■ Your objective ■
Within the material below, find each line bearing the word "محفوظ" and present it.

■ Dataset rows ■
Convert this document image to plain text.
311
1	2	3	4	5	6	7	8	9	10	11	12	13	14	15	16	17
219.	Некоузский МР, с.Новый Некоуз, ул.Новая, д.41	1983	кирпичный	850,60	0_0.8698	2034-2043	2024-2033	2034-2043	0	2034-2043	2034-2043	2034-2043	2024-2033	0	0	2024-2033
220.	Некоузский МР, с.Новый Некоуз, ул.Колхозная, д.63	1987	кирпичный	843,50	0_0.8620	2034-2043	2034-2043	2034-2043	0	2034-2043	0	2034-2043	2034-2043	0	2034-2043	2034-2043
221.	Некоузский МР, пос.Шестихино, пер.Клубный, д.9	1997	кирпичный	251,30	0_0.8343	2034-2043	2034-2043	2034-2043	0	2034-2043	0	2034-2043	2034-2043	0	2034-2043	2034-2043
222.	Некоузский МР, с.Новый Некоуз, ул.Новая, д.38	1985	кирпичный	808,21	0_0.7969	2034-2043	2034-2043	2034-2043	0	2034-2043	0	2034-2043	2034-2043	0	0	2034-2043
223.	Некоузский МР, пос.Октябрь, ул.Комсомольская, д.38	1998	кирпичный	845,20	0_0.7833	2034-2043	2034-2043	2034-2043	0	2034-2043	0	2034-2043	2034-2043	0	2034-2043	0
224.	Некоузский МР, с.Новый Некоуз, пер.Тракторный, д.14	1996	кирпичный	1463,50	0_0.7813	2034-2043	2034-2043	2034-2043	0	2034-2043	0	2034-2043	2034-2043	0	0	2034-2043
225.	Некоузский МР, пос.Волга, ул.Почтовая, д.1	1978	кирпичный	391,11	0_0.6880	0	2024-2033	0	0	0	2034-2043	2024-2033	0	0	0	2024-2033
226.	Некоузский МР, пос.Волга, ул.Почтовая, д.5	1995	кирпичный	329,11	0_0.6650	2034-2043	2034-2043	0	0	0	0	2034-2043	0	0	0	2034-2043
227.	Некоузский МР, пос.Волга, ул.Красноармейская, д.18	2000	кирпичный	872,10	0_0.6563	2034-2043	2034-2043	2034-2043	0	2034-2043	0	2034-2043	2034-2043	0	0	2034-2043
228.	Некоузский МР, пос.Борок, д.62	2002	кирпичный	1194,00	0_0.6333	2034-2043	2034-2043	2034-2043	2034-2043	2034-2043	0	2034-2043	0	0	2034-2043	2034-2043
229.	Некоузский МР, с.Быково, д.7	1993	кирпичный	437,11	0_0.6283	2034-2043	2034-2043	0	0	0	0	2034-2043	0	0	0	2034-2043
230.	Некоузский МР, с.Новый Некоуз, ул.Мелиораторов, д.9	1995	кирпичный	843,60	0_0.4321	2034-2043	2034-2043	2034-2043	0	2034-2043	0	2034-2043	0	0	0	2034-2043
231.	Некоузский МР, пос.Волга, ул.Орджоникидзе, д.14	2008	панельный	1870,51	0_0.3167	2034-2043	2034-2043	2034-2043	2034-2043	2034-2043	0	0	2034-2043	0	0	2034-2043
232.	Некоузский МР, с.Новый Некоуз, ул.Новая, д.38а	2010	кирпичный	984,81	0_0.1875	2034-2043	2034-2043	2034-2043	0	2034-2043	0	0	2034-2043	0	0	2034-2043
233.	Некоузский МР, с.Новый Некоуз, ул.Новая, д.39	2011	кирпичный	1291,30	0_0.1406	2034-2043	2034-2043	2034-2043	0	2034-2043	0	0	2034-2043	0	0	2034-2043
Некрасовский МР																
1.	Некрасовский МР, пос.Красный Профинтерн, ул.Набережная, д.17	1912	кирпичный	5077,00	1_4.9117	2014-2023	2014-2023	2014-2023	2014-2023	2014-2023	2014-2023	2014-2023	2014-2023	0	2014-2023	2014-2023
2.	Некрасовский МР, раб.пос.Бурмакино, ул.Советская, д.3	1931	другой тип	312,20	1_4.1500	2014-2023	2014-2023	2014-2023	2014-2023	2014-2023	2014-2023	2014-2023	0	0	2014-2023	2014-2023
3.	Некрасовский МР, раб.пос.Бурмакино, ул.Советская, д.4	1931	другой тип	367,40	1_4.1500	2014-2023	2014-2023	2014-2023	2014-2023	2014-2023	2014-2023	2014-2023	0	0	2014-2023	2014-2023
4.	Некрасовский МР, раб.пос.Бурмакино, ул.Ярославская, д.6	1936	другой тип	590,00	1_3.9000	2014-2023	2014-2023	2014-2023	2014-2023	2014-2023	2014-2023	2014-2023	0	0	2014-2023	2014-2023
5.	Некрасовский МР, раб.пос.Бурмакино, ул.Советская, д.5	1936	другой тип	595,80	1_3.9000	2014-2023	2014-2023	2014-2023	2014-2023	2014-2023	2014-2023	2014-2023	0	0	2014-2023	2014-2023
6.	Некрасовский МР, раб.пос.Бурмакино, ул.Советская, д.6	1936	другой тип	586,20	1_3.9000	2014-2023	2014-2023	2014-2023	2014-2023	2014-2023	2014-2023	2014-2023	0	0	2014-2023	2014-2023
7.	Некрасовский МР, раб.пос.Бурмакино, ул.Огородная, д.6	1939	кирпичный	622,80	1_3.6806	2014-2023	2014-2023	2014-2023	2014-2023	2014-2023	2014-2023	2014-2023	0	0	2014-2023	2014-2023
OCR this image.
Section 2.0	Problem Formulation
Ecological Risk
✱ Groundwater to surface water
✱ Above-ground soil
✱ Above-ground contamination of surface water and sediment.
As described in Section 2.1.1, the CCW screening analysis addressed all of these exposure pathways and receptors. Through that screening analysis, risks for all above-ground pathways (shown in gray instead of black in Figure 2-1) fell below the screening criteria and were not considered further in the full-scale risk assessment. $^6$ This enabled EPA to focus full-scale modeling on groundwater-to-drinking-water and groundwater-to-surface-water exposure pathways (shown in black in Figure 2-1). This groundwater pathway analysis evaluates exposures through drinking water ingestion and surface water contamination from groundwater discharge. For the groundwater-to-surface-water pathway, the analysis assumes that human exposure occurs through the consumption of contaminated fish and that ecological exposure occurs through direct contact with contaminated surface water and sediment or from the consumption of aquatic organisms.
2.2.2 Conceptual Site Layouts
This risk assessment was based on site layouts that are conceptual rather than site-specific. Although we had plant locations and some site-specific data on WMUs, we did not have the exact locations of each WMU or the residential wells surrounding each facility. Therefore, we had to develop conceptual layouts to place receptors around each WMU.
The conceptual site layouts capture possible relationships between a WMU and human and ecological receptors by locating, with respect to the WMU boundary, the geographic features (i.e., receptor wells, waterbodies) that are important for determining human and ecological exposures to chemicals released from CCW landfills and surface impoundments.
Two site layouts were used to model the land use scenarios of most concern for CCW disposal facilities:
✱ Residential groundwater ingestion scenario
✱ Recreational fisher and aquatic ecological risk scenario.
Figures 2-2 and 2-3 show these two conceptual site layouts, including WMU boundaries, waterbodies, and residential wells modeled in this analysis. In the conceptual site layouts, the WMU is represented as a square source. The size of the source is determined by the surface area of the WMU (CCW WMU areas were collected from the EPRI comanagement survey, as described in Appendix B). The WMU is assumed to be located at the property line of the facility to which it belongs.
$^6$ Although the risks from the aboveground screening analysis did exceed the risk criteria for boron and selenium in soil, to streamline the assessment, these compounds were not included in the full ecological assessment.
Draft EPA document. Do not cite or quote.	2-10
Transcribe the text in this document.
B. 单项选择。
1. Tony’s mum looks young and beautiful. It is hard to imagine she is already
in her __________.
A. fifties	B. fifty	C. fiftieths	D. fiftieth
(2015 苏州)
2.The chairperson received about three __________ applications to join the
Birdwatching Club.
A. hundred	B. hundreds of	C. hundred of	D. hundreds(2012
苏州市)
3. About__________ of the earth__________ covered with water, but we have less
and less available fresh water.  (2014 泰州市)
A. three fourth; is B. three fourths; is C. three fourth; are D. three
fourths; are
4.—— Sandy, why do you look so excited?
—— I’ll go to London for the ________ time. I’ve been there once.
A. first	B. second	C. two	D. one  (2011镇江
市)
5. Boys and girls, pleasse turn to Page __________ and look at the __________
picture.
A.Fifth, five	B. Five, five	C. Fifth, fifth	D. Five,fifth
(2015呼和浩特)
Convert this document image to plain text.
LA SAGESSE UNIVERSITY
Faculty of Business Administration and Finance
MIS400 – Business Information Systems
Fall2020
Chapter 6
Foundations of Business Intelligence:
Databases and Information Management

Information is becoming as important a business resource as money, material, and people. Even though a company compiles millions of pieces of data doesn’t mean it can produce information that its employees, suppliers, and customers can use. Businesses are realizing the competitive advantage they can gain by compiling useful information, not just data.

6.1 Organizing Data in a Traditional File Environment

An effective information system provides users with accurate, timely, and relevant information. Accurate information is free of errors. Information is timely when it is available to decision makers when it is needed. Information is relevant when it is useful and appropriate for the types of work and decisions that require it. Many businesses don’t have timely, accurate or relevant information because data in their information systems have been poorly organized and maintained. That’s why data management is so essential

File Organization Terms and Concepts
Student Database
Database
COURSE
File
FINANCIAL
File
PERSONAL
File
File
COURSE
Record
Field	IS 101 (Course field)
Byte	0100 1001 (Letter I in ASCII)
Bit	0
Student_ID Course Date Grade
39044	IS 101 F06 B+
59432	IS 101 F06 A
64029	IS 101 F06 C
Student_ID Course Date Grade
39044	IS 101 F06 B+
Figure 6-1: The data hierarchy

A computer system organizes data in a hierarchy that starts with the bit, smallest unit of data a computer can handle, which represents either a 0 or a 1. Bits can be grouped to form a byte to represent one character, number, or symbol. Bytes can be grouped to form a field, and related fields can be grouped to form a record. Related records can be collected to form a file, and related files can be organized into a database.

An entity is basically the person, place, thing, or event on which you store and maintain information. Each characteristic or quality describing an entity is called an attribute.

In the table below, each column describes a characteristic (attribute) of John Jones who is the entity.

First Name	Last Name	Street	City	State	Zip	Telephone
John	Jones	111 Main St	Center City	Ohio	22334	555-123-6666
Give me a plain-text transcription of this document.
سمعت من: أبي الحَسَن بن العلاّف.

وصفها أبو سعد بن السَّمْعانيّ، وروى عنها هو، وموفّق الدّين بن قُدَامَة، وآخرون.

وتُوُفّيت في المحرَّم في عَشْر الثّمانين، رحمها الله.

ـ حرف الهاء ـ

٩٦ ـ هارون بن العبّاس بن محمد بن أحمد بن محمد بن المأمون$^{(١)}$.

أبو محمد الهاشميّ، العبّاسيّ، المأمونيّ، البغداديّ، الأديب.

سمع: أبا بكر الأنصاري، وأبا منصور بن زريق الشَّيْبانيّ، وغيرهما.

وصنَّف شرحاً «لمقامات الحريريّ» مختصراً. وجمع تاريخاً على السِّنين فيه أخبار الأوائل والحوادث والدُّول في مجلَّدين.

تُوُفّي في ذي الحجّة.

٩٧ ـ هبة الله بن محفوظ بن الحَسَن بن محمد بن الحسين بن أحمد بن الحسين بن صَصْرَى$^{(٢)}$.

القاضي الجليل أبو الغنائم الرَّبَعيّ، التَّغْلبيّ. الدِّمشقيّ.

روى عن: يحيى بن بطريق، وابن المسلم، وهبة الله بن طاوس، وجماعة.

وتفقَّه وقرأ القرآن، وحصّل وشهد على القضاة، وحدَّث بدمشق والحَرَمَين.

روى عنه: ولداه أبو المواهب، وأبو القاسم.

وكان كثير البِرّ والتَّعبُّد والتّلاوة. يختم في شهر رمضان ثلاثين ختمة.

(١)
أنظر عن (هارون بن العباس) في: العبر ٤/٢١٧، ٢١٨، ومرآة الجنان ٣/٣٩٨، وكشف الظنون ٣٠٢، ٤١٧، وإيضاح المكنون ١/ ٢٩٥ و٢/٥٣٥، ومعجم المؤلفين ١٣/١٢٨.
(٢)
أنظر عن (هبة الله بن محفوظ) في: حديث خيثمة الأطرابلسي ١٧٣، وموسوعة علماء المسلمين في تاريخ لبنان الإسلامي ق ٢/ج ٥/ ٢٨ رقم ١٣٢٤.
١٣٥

■ Result for this task ■
٩٧ ـ هبة الله بن محفوظ بن الحَسَن بن محمد بن الحسين بن أحمد بن الحسين بن صَصْرَى$^{(٢)}$.
أنظر عن (هبة الله بن محفوظ) في: حديث خيثمة الأطرابلسي ١٧٣، وموسوعة علماء المسلمين في تاريخ لبنان الإسلامي ق ٢/ج ٥/ ٢٨ رقم ١٣٢٤.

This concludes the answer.